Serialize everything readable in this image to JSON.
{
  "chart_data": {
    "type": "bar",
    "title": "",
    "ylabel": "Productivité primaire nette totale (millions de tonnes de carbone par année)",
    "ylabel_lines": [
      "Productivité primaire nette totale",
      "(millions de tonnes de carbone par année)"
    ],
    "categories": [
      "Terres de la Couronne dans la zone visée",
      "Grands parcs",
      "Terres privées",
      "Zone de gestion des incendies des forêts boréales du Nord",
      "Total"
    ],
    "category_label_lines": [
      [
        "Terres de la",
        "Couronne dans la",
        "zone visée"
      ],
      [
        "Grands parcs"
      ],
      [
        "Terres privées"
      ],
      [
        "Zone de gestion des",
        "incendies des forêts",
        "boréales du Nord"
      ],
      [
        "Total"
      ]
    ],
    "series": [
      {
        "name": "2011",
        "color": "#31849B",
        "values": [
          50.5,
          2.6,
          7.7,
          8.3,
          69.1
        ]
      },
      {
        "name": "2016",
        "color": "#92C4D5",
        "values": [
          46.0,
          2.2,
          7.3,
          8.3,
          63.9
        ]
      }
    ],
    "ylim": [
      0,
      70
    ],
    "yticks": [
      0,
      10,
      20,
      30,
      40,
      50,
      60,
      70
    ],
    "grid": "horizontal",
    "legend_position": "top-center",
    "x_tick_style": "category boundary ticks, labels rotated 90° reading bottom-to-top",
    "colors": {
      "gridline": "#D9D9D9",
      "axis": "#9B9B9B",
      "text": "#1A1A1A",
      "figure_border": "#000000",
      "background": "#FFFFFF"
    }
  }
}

▶ [EXERCISE DESCRIPTION]:
Reproduce the material above without altering a single character.

▶ [FINISHED TASK]:
Serialize everything readable in this image to JSON.
{
  "chart_data": {
    "type": "bar",
    "title": "",
    "ylabel": "Productivité primaire nette totale (millions de tonnes de carbone par année)",
    "ylabel_lines": [
      "Productivité primaire nette totale",
      "(millions de tonnes de carbone par année)"
    ],
    "categories": [
      "Terres de la Couronne dans la zone visée",
      "Grands parcs",
      "Terres privées",
      "Zone de gestion des incendies des forêts boréales du Nord",
      "Total"
    ],
    "category_label_lines": [
      [
        "Terres de la",
        "Couronne dans la",
        "zone visée"
      ],
      [
        "Grands parcs"
      ],
      [
        "Terres privées"
      ],
      [
        "Zone de gestion des",
        "incendies des forêts",
        "boréales du Nord"
      ],
      [
        "Total"
      ]
    ],
    "series": [
      {
        "name": "2011",
        "color": "#31849B",
        "values": [
          50.5,
          2.6,
          7.7,
          8.3,
          69.1
        ]
      },
      {
        "name": "2016",
        "color": "#92C4D5",
        "values": [
          46.0,
          2.2,
          7.3,
          8.3,
          63.9
        ]
      }
    ],
    "ylim": [
      0,
      70
    ],
    "yticks": [
      0,
      10,
      20,
      30,
      40,
      50,
      60,
      70
    ],
    "grid": "horizontal",
    "legend_position": "top-center",
    "x_tick_style": "category boundary ticks, labels rotated 90° reading bottom-to-top",
    "colors": {
      "gridline": "#D9D9D9",
      "axis": "#9B9B9B",
      "text": "#1A1A1A",
      "figure_border": "#000000",
      "background": "#FFFFFF"
    }
  }
}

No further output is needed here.